SOURCE EXTRACT:
++++++

Hung Lee: Recruiting Brainfood and Beyond!

In this episode, Marcus Edwardes speaks with Hung Lee, who built the Recruiting Brainfood newsletter from scratch into a thriving community of over 25,000 adoring fans, with a potent and fascinating curation of content aimed to satisfy, inform, and entertain recruiting and growth professionals all over the globe.

Aside from Recruiting Brainfood, Hung is the co-founder of tech recruitment company Workshape.io and the tech startup 300 Notes.

Listen in as Hung shares the limitations of an algorithmic newsfeed like that of LinkedIn, a key strategy to getting engagement for your content on LinkedIn in spite of the algorithm, where you should put your focus if you want to build a big email list, the importance of being relentlessly consistent to build (and keep) a large audience, and the pros and cons of the hybrid workplace.

What You’ll Learn in This Episode:

  • [02:30] What is Recruiting Brainfood?

++++++

DATA EXTRACTS:
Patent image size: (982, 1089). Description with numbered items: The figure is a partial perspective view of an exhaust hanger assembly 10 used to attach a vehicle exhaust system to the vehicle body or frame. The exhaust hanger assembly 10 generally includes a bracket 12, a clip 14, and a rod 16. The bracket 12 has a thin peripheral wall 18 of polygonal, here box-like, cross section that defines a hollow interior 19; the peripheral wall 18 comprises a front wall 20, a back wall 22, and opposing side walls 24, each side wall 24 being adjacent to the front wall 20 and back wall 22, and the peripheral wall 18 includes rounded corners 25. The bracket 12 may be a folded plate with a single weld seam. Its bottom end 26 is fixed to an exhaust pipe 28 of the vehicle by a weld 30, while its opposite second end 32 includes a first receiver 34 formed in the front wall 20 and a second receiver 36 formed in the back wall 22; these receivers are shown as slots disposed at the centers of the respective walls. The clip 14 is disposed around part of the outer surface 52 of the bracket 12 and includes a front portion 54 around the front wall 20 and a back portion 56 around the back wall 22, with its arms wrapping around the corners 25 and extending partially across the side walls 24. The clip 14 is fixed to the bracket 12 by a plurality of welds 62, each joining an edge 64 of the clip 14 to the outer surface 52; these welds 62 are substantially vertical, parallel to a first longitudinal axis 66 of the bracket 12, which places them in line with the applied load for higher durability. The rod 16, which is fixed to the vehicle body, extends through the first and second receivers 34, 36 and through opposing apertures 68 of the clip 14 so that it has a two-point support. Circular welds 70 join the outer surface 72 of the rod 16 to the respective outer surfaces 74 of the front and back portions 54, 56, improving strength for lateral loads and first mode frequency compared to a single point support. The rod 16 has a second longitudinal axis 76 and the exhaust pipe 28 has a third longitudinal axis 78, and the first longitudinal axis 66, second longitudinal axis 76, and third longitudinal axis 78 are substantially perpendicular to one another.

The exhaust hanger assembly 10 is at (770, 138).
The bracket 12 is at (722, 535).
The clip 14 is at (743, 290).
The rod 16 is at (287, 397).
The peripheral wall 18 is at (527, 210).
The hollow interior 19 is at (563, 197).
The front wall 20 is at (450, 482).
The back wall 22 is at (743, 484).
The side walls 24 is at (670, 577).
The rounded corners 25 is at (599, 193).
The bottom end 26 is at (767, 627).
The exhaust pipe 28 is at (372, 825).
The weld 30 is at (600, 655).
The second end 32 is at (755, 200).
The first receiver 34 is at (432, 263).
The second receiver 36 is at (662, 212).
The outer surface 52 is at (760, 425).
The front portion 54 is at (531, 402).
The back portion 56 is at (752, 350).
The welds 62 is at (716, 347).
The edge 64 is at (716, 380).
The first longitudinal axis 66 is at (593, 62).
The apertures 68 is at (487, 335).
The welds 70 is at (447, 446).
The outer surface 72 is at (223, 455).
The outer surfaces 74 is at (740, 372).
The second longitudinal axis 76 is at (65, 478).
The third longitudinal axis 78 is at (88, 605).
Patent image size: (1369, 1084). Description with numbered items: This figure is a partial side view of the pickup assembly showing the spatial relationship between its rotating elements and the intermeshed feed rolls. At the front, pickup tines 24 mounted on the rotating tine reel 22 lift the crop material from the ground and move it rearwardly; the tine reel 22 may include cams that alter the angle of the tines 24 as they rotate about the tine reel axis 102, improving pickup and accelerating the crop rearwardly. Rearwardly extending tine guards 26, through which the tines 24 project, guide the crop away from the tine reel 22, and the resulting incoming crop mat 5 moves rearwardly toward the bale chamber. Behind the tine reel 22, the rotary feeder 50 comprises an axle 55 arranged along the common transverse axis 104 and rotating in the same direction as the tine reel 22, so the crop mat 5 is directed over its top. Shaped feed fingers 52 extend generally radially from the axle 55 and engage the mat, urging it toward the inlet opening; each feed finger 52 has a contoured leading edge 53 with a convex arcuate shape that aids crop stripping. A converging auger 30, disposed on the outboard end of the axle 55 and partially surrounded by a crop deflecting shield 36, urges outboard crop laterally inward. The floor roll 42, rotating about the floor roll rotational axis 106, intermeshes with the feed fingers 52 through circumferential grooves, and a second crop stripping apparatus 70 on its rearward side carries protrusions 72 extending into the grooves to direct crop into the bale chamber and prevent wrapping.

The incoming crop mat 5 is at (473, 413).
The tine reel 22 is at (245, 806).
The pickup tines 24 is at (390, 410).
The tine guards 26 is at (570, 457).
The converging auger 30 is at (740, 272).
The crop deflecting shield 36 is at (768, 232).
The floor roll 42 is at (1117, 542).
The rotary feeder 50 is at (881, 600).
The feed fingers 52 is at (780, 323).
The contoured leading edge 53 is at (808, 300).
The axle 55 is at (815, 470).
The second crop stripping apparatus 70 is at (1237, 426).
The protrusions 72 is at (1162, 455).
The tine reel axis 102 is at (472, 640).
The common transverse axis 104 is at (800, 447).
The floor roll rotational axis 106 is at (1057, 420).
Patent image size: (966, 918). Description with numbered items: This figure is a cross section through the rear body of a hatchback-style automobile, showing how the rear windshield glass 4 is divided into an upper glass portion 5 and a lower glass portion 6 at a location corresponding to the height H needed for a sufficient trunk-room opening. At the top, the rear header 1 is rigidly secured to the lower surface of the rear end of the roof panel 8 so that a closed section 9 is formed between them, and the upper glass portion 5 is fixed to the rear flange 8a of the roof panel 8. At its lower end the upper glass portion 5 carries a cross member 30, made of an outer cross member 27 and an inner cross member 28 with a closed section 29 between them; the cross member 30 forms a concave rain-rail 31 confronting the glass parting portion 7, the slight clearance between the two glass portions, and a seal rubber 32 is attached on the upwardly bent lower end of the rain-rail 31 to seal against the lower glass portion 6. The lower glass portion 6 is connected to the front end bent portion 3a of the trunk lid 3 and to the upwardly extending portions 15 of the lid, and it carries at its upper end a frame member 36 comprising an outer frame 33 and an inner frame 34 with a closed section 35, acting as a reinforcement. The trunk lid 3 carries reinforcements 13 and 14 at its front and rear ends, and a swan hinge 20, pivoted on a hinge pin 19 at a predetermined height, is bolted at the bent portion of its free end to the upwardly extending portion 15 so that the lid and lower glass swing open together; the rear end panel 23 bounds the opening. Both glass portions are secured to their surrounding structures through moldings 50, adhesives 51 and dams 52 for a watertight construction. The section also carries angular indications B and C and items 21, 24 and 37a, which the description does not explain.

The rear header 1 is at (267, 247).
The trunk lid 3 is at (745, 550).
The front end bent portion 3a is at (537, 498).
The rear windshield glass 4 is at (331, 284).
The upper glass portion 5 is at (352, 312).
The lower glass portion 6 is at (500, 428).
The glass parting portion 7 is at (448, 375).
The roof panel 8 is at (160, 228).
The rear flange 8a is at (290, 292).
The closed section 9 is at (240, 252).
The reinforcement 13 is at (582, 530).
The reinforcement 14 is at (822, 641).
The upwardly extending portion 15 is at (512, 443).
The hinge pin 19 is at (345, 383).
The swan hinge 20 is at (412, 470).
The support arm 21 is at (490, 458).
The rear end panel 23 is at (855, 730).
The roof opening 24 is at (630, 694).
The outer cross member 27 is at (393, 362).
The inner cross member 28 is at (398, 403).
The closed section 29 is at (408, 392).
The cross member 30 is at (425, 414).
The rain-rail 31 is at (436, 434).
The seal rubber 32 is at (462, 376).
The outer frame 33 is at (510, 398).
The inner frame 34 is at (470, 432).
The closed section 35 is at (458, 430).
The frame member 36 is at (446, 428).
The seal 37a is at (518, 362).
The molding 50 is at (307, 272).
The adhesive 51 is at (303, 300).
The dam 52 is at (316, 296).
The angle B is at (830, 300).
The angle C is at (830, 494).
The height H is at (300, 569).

++++++

REQUIRED ACTIONS:
1) List the topics that the podcast episode page about Hung Lee says he discusses with Marcus Edwardes in the episode.
2) According to the podcast episode page about Hung Lee, how many fans does the Recruiting Brainfood community have?
3) Continue the podcast episode page about Hung Lee from its last line.

ANSWERS BY ITEM NUMBER:
1)
- The limitations of an algorithmic newsfeed like that of LinkedIn
- A key strategy to getting engagement for your content on LinkedIn in spite of the algorithm
- Where you should put your focus if you want to build a big email list
- The importance of being relentlessly consistent to build (and keep) a large audience
- The pros and cons of the hybrid workplace

2) Over 25,000.

3)
  • [04:32] Recruiting Brainfood’s reader avatar
  • [06:15] How Recruiting Brainfood differs from the LinkedIn newsfeed
  • [10:36] Getting your content out there even if the algorithm is “against” you
  • [13:31] Building your own custom audience with an email list
  • [18:00] Why you need to stay consistent with your content
  • [20:34] How Recruiting Brainfood makes money
  • [22:52] What Hung would change if he could start the business again
  • [27:22] How Recruiting Brainfood filters its article submissions
  • [30:14] Trends that emerged out of the pandemic in the recruiting industry
  • [32:36] Why a hybrid working environment may not work in the long run
  • [41:12] The slippery slope of measuring productivity in recruitment
  • [45:45] How entry-level positions fit into a work-from-home environment
  • [50:58] The future of designing workplace culture
  • [52:03] Hung’s plans for Recruiting Brainfood in 2021

Key quotes:

  • “Recruiting Brainfood was created to reduce the size of the internet to make it more relevant to people who are in the recruiting and HR profession.”
  • “What gets interactions is not necessarily great content. It’s usually outrageous, emotive content that generates that kind of engagement.”
  • “Yes, you should experiment in your business, but you shouldn’t experiment irresponsibly with your people’s attention.”